Work instructions:
Report only the number of lines that hold the word "Feature".

Information shown:
• • • • • • •

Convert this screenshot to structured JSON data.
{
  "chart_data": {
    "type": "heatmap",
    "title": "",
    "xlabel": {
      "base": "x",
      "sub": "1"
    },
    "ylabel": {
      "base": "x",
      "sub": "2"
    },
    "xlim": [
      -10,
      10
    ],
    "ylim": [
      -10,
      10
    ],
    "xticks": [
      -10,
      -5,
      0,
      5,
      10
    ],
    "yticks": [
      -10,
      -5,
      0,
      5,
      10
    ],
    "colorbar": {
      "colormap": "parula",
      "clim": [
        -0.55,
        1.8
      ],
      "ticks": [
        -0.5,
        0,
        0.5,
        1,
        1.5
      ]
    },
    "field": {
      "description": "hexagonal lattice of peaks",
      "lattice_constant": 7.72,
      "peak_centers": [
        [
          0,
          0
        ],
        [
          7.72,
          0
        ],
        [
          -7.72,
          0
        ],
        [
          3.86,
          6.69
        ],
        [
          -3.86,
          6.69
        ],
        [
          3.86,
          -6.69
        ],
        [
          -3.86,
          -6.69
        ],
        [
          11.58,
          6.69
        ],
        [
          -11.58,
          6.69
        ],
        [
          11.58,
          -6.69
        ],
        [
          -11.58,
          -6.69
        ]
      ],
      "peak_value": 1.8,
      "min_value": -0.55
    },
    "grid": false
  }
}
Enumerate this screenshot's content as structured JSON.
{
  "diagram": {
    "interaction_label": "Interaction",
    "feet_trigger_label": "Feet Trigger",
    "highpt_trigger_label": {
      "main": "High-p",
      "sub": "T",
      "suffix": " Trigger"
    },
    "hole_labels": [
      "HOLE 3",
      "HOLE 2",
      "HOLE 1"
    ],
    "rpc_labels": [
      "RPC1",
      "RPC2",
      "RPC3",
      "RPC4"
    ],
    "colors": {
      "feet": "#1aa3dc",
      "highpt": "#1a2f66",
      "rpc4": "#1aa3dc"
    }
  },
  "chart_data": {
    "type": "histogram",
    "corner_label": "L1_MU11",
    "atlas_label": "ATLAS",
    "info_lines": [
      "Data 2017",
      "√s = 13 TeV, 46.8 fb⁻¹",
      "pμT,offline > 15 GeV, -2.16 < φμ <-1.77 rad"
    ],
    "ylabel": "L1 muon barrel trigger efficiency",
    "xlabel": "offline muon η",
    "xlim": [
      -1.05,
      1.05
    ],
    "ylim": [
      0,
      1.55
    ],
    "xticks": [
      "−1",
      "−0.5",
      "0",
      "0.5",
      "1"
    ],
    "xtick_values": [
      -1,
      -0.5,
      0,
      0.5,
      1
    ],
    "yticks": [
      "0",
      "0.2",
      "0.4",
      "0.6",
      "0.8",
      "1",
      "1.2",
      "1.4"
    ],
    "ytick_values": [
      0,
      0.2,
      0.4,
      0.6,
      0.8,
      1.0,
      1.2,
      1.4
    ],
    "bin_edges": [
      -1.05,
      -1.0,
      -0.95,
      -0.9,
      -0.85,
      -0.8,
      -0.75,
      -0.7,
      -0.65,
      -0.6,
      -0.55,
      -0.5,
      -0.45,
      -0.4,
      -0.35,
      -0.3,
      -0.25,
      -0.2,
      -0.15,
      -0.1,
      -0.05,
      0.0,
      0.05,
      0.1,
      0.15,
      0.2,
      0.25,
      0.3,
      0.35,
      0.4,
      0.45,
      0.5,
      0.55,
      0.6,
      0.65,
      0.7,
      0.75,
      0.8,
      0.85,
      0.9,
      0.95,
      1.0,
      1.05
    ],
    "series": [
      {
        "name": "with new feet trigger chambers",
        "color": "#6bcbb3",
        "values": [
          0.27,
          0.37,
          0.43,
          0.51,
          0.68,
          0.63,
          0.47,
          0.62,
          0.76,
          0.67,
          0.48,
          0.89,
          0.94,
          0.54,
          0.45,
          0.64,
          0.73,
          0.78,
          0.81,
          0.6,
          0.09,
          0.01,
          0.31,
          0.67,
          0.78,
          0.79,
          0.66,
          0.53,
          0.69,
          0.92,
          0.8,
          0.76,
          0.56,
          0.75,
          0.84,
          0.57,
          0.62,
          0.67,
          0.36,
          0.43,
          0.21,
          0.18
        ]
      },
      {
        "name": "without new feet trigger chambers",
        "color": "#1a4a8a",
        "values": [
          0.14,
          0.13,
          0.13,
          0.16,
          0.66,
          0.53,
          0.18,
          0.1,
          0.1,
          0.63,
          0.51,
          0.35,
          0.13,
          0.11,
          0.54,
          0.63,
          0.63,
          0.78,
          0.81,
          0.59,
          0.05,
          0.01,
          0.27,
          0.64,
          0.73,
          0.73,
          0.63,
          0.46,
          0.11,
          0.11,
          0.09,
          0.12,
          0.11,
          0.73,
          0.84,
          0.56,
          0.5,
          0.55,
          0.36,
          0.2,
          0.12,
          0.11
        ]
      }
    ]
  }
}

• • • • • • •

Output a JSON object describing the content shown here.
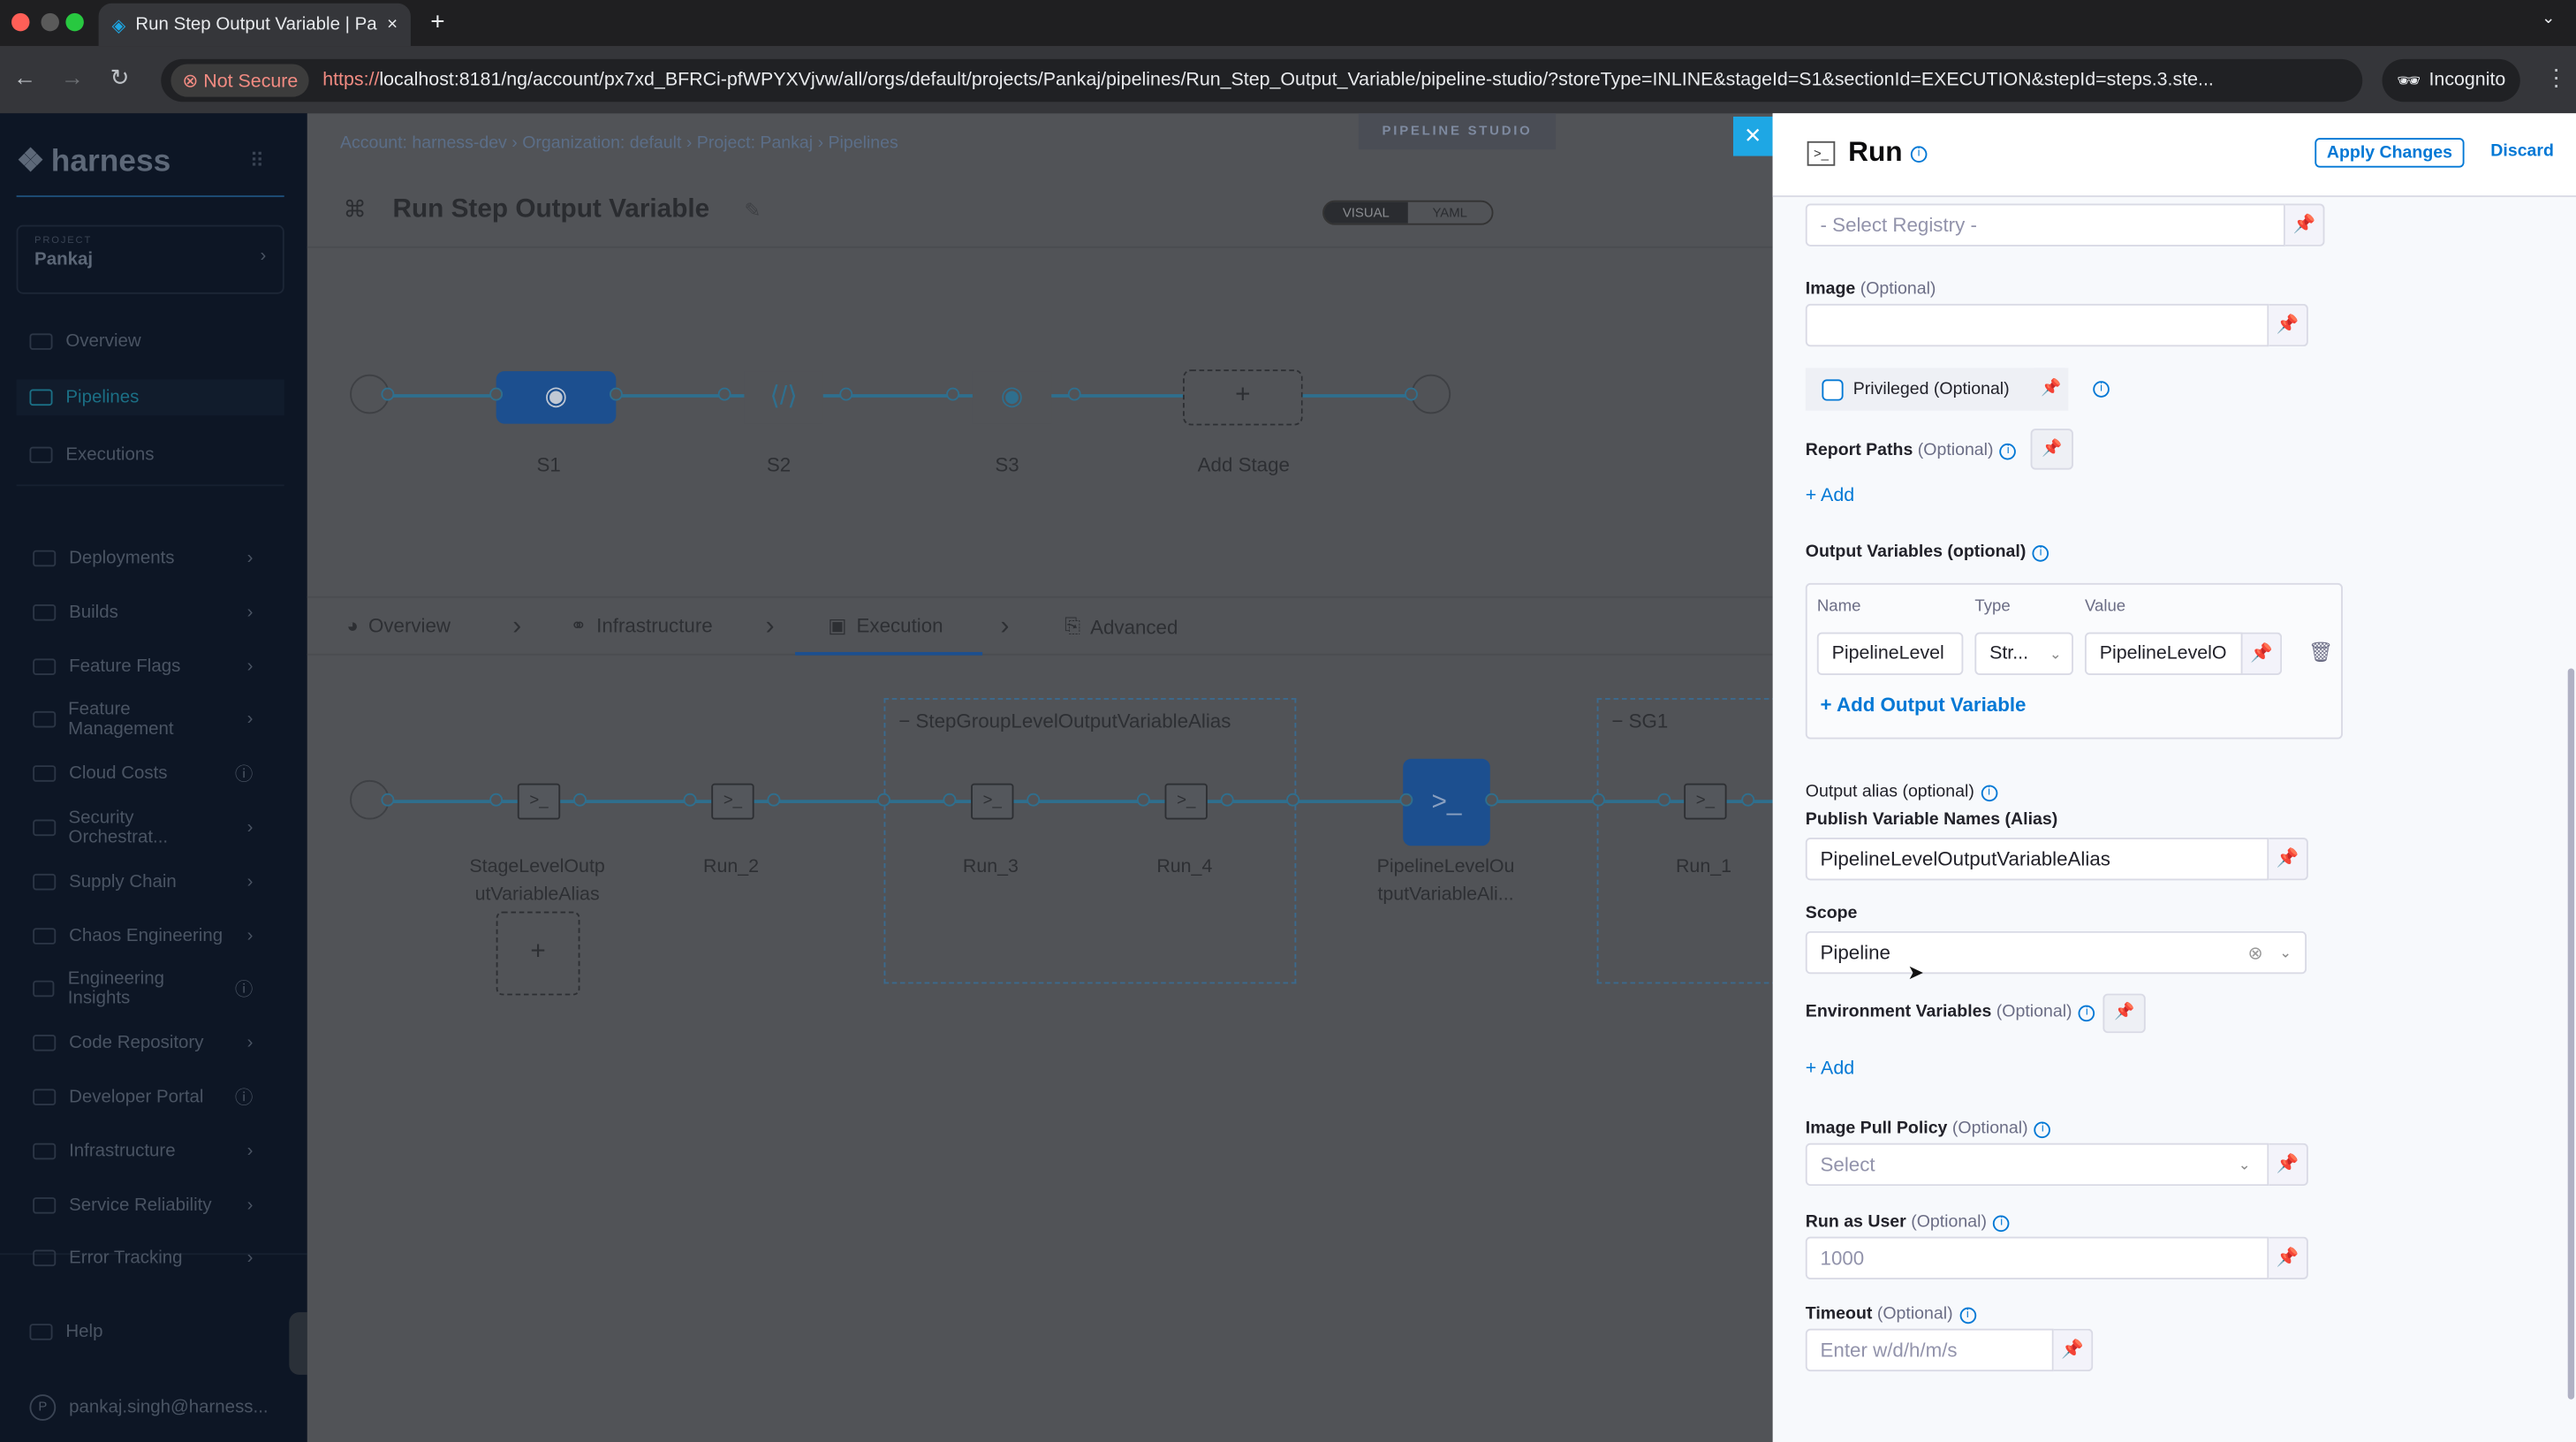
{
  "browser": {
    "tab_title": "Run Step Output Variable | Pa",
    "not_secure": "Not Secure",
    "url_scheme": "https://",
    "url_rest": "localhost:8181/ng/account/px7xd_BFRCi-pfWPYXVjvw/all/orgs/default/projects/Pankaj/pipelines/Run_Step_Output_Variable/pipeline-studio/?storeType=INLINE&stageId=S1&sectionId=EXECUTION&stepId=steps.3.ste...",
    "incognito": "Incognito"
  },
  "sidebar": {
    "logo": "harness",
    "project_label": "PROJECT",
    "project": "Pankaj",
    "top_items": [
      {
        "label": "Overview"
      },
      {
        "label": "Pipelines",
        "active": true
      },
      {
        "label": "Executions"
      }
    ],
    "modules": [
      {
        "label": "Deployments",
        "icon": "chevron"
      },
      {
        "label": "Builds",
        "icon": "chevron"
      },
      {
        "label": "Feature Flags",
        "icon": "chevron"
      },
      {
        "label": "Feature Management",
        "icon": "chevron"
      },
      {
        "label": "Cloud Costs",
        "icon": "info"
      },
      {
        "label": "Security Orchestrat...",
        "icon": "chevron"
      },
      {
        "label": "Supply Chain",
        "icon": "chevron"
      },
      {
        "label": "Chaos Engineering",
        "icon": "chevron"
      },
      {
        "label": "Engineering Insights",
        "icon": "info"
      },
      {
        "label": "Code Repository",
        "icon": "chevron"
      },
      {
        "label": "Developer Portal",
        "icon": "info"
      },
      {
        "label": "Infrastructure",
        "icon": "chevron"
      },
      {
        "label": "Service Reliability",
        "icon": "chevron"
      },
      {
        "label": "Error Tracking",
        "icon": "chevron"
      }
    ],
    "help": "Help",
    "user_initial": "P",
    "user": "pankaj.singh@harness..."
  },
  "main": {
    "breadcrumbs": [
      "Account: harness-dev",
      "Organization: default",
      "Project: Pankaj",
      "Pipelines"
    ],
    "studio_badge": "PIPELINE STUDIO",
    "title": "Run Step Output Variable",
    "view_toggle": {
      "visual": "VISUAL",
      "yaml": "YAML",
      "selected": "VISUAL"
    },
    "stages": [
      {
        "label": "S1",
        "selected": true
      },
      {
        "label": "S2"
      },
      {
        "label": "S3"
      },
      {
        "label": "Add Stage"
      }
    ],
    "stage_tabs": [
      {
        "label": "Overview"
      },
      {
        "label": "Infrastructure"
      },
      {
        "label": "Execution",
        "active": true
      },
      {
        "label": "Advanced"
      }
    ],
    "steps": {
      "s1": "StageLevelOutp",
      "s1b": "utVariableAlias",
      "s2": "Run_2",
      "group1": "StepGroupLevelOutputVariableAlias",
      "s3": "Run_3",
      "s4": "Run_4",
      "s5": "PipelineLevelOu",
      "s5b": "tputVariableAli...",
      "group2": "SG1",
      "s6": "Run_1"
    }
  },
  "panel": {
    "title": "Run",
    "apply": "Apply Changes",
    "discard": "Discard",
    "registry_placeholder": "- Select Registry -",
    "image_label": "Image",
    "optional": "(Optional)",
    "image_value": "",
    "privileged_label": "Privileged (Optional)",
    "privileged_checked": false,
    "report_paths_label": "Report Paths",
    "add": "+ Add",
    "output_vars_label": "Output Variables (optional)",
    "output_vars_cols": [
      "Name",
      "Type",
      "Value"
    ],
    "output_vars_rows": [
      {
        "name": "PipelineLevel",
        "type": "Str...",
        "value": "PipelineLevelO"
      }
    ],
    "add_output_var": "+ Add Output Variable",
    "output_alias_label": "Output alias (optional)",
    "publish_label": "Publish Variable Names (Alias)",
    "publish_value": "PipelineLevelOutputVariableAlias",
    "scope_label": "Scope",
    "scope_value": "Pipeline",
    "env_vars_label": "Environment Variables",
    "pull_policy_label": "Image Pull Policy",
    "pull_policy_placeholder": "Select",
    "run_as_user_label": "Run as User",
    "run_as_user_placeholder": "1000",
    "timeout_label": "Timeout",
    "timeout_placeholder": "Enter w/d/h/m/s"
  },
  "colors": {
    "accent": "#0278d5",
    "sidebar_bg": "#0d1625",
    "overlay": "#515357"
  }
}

• • • • • • •

Answer in full:
2